▸ Data for this task
:::::

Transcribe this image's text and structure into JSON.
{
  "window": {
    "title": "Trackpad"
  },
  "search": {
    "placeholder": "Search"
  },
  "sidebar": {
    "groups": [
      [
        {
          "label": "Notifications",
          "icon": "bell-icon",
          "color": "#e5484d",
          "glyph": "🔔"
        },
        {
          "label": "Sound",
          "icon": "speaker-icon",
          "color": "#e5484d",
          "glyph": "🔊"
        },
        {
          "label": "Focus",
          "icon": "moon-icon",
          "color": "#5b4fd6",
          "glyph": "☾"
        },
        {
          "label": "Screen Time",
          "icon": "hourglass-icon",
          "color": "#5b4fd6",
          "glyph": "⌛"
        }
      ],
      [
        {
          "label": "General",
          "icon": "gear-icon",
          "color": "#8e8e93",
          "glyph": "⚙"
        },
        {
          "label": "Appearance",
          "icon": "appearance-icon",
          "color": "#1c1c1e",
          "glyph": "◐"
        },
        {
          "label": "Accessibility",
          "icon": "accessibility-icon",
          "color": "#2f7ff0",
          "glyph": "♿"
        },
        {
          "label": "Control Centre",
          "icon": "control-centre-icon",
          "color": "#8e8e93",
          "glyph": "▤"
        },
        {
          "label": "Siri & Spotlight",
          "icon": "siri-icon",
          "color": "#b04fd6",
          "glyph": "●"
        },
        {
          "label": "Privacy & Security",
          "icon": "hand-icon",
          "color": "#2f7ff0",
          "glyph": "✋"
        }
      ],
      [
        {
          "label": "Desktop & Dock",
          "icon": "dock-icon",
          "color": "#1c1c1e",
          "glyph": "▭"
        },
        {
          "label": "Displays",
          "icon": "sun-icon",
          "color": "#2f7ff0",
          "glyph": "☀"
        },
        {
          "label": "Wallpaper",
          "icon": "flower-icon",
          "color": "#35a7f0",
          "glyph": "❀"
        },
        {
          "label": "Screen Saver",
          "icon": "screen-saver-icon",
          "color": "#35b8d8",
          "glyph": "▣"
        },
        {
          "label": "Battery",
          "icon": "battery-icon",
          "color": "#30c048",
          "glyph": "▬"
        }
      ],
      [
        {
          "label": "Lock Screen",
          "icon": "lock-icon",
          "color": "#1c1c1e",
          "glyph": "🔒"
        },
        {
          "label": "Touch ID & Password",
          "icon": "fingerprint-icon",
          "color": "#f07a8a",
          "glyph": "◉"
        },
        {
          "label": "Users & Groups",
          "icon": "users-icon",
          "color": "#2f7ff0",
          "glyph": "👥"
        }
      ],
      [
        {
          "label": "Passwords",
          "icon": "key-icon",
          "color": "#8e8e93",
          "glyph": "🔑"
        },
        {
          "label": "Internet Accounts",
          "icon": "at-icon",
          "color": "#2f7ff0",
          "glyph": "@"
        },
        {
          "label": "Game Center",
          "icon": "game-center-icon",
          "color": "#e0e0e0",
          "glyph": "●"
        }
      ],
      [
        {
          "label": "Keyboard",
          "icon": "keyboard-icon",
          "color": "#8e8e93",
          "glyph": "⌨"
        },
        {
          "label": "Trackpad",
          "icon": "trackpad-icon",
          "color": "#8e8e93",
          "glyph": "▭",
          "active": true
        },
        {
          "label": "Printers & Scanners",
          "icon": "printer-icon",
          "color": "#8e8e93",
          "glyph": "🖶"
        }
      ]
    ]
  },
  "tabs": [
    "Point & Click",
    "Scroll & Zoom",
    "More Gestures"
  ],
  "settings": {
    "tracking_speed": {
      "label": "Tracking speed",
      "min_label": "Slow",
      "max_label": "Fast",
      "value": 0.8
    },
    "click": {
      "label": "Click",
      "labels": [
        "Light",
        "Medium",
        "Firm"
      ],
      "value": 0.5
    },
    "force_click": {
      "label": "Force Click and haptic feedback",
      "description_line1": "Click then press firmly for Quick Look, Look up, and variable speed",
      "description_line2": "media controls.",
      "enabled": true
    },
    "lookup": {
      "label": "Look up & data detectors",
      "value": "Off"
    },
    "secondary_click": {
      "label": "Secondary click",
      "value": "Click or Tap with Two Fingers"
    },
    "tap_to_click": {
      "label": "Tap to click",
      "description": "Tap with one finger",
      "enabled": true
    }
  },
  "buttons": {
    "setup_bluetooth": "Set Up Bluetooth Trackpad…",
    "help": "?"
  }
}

:::::

▸ What the task requires
Copy out the material word for word and line for line.

▸ Written reply
Transcribe this image's text and structure into JSON.
{
  "window": {
    "title": "Trackpad"
  },
  "search": {
    "placeholder": "Search"
  },
  "sidebar": {
    "groups": [
      [
        {
          "label": "Notifications",
          "icon": "bell-icon",
          "color": "#e5484d",
          "glyph": "🔔"
        },
        {
          "label": "Sound",
          "icon": "speaker-icon",
          "color": "#e5484d",
          "glyph": "🔊"
        },
        {
          "label": "Focus",
          "icon": "moon-icon",
          "color": "#5b4fd6",
          "glyph": "☾"
        },
        {
          "label": "Screen Time",
          "icon": "hourglass-icon",
          "color": "#5b4fd6",
          "glyph": "⌛"
        }
      ],
      [
        {
          "label": "General",
          "icon": "gear-icon",
          "color": "#8e8e93",
          "glyph": "⚙"
        },
        {
          "label": "Appearance",
          "icon": "appearance-icon",
          "color": "#1c1c1e",
          "glyph": "◐"
        },
        {
          "label": "Accessibility",
          "icon": "accessibility-icon",
          "color": "#2f7ff0",
          "glyph": "♿"
        },
        {
          "label": "Control Centre",
          "icon": "control-centre-icon",
          "color": "#8e8e93",
          "glyph": "▤"
        },
        {
          "label": "Siri & Spotlight",
          "icon": "siri-icon",
          "color": "#b04fd6",
          "glyph": "●"
        },
        {
          "label": "Privacy & Security",
          "icon": "hand-icon",
          "color": "#2f7ff0",
          "glyph": "✋"
        }
      ],
      [
        {
          "label": "Desktop & Dock",
          "icon": "dock-icon",
          "color": "#1c1c1e",
          "glyph": "▭"
        },
        {
          "label": "Displays",
          "icon": "sun-icon",
          "color": "#2f7ff0",
          "glyph": "☀"
        },
        {
          "label": "Wallpaper",
          "icon": "flower-icon",
          "color": "#35a7f0",
          "glyph": "❀"
        },
        {
          "label": "Screen Saver",
          "icon": "screen-saver-icon",
          "color": "#35b8d8",
          "glyph": "▣"
        },
        {
          "label": "Battery",
          "icon": "battery-icon",
          "color": "#30c048",
          "glyph": "▬"
        }
      ],
      [
        {
          "label": "Lock Screen",
          "icon": "lock-icon",
          "color": "#1c1c1e",
          "glyph": "🔒"
        },
        {
          "label": "Touch ID & Password",
          "icon": "fingerprint-icon",
          "color": "#f07a8a",
          "glyph": "◉"
        },
        {
          "label": "Users & Groups",
          "icon": "users-icon",
          "color": "#2f7ff0",
          "glyph": "👥"
        }
      ],
      [
        {
          "label": "Passwords",
          "icon": "key-icon",
          "color": "#8e8e93",
          "glyph": "🔑"
        },
        {
          "label": "Internet Accounts",
          "icon": "at-icon",
          "color": "#2f7ff0",
          "glyph": "@"
        },
        {
          "label": "Game Center",
          "icon": "game-center-icon",
          "color": "#e0e0e0",
          "glyph": "●"
        }
      ],
      [
        {
          "label": "Keyboard",
          "icon": "keyboard-icon",
          "color": "#8e8e93",
          "glyph": "⌨"
        },
        {
          "label": "Trackpad",
          "icon": "trackpad-icon",
          "color": "#8e8e93",
          "glyph": "▭",
          "active": true
        },
        {
          "label": "Printers & Scanners",
          "icon": "printer-icon",
          "color": "#8e8e93",
          "glyph": "🖶"
        }
      ]
    ]
  },
  "tabs": [
    "Point & Click",
    "Scroll & Zoom",
    "More Gestures"
  ],
  "settings": {
    "tracking_speed": {
      "label": "Tracking speed",
      "min_label": "Slow",
      "max_label": "Fast",
      "value": 0.8
    },
    "click": {
      "label": "Click",
      "labels": [
        "Light",
        "Medium",
        "Firm"
      ],
      "value": 0.5
    },
    "force_click": {
      "label": "Force Click and haptic feedback",
      "description_line1": "Click then press firmly for Quick Look, Look up, and variable speed",
      "description_line2": "media controls.",
      "enabled": true
    },
    "lookup": {
      "label": "Look up & data detectors",
      "value": "Off"
    },
    "secondary_click": {
      "label": "Secondary click",
      "value": "Click or Tap with Two Fingers"
    },
    "tap_to_click": {
      "label": "Tap to click",
      "description": "Tap with one finger",
      "enabled": true
    }
  },
  "buttons": {
    "setup_bluetooth": "Set Up Bluetooth Trackpad…",
    "help": "?"
  }
}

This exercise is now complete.